Collected data
-=-=-
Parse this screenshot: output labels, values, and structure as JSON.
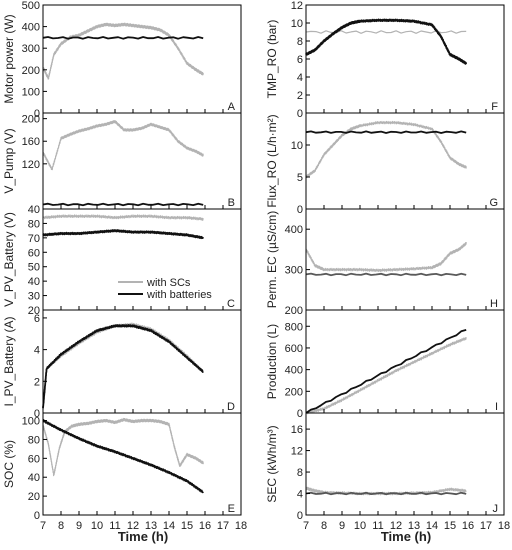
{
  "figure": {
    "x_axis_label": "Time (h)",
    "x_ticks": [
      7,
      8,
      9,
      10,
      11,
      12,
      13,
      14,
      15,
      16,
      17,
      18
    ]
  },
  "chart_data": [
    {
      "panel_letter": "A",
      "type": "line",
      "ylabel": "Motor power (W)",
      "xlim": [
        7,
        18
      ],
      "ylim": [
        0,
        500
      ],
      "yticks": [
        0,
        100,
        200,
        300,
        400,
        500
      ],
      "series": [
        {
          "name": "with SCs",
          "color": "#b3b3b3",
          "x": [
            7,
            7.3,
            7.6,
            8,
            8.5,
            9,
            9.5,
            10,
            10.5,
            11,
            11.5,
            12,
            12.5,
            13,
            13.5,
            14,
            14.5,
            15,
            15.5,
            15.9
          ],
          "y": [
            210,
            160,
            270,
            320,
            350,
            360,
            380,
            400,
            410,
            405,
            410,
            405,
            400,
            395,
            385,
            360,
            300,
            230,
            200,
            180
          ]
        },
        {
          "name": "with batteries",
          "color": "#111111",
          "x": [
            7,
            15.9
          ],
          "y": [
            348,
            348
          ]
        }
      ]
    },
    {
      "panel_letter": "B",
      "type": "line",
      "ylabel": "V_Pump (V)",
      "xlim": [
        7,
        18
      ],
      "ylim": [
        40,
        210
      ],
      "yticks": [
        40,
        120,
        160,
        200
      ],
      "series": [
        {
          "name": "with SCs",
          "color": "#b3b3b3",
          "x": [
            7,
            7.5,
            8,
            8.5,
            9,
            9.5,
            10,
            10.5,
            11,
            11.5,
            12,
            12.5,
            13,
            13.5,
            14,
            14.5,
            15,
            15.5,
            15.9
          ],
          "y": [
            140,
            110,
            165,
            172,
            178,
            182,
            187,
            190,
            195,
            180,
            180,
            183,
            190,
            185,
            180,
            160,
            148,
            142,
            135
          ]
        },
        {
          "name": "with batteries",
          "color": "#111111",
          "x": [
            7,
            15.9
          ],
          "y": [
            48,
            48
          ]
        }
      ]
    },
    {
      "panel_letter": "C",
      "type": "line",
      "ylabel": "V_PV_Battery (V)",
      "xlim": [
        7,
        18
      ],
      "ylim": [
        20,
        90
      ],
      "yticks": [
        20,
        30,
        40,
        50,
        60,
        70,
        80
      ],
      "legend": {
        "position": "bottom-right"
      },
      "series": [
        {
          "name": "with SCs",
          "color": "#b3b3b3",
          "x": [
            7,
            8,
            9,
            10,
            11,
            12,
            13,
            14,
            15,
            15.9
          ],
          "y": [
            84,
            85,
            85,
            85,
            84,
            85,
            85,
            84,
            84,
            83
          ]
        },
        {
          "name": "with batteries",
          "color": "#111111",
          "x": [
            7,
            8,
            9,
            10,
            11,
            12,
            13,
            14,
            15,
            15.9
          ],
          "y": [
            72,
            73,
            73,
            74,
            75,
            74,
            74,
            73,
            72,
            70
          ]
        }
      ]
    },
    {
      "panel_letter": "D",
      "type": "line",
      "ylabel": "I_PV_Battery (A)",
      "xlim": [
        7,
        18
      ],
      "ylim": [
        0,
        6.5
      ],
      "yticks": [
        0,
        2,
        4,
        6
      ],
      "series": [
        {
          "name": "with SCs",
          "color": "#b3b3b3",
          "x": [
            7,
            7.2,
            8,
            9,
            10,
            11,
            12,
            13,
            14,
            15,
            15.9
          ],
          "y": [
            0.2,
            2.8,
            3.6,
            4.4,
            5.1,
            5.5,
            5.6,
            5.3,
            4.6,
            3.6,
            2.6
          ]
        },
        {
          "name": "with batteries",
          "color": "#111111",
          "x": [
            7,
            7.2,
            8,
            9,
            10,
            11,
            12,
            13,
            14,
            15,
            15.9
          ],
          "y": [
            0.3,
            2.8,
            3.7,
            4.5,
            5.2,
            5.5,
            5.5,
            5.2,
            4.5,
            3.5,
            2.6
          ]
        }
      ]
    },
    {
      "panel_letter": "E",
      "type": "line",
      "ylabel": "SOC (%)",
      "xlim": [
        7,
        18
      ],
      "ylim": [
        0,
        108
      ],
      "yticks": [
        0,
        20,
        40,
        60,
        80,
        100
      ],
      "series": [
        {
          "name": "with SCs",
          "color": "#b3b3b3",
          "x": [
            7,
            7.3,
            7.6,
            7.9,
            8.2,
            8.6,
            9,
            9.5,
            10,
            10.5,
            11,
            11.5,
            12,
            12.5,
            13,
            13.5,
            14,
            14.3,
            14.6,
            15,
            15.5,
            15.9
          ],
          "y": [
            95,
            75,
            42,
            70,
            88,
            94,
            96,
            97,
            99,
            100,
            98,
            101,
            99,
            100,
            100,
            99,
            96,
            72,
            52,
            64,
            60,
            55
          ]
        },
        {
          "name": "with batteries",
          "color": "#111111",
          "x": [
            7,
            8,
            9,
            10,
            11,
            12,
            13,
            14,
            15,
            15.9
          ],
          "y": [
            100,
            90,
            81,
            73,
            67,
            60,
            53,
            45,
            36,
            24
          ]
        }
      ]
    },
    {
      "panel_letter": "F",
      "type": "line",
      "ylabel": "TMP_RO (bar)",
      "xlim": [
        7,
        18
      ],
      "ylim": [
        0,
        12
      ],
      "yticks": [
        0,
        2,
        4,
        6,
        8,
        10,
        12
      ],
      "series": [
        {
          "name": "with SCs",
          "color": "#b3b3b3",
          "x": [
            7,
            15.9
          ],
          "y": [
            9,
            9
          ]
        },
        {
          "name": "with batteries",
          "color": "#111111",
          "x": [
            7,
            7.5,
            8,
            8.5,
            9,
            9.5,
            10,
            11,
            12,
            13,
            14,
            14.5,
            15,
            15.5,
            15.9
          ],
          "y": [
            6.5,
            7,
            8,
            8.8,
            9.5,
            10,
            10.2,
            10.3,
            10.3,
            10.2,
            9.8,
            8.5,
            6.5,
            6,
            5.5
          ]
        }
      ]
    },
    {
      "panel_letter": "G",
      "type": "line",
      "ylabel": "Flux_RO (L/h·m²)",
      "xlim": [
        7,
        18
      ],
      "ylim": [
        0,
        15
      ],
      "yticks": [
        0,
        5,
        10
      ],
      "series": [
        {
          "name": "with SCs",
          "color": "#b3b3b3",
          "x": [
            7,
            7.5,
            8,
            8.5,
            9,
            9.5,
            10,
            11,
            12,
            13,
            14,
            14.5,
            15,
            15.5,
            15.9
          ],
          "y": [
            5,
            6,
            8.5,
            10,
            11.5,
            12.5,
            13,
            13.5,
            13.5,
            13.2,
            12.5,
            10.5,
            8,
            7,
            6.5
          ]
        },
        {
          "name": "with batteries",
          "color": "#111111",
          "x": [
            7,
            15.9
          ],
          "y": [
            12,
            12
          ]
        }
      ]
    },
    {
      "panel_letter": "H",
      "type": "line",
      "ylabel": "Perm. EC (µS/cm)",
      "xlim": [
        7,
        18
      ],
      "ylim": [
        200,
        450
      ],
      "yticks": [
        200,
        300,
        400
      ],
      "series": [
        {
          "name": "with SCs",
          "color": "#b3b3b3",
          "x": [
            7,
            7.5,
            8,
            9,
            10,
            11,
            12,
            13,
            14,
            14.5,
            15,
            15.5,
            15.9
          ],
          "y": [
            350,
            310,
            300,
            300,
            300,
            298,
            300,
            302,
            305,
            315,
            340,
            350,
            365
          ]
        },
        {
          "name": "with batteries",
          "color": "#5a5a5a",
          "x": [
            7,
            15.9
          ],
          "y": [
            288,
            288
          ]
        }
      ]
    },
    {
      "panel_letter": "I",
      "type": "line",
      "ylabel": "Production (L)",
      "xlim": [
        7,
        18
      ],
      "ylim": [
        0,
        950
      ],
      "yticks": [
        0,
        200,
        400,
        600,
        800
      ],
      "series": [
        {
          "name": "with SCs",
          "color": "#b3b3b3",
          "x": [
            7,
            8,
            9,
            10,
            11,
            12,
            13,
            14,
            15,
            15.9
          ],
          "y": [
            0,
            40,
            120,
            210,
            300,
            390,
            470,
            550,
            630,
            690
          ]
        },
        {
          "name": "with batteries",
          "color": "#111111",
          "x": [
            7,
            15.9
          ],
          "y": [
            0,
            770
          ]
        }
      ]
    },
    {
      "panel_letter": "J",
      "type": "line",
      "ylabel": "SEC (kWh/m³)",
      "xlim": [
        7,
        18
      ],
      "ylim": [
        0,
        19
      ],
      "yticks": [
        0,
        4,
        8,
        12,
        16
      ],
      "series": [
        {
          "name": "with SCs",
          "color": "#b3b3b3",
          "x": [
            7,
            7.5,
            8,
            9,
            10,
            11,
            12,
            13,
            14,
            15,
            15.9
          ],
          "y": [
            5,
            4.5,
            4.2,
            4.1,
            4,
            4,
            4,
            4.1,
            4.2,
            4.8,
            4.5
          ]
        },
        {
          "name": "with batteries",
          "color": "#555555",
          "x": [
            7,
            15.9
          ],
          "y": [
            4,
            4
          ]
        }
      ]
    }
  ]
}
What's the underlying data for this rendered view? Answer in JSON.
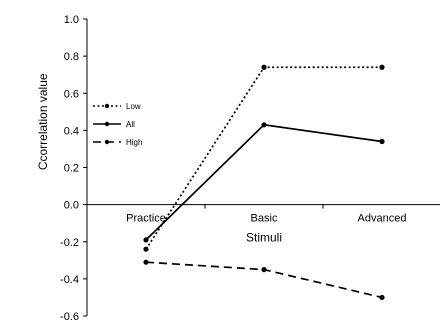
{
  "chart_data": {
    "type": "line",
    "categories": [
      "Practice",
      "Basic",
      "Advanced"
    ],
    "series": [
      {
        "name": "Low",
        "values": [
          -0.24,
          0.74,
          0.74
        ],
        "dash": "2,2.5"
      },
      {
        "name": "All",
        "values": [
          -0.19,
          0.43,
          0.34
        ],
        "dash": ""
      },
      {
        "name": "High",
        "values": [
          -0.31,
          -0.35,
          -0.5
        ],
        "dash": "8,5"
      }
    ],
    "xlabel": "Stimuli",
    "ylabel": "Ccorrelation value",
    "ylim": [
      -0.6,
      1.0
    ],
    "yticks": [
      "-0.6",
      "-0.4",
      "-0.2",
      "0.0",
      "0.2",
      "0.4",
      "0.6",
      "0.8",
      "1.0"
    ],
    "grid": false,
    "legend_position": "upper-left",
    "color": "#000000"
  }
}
-=-=-
[Task requirements]:
Pictures must be left out. Repeat exactly the lines from the one containing "What's the underlying" through the final line of the data.

[Response to this exercise]:
What's the underlying data for this rendered view? Answer in JSON.
{
  "chart_data": {
    "type": "line",
    "categories": [
      "Practice",
      "Basic",
      "Advanced"
    ],
    "series": [
      {
        "name": "Low",
        "values": [
          -0.24,
          0.74,
          0.74
        ],
        "dash": "2,2.5"
      },
      {
        "name": "All",
        "values": [
          -0.19,
          0.43,
          0.34
        ],
        "dash": ""
      },
      {
        "name": "High",
        "values": [
          -0.31,
          -0.35,
          -0.5
        ],
        "dash": "8,5"
      }
    ],
    "xlabel": "Stimuli",
    "ylabel": "Ccorrelation value",
    "ylim": [
      -0.6,
      1.0
    ],
    "yticks": [
      "-0.6",
      "-0.4",
      "-0.2",
      "0.0",
      "0.2",
      "0.4",
      "0.6",
      "0.8",
      "1.0"
    ],
    "grid": false,
    "legend_position": "upper-left",
    "color": "#000000"
  }
}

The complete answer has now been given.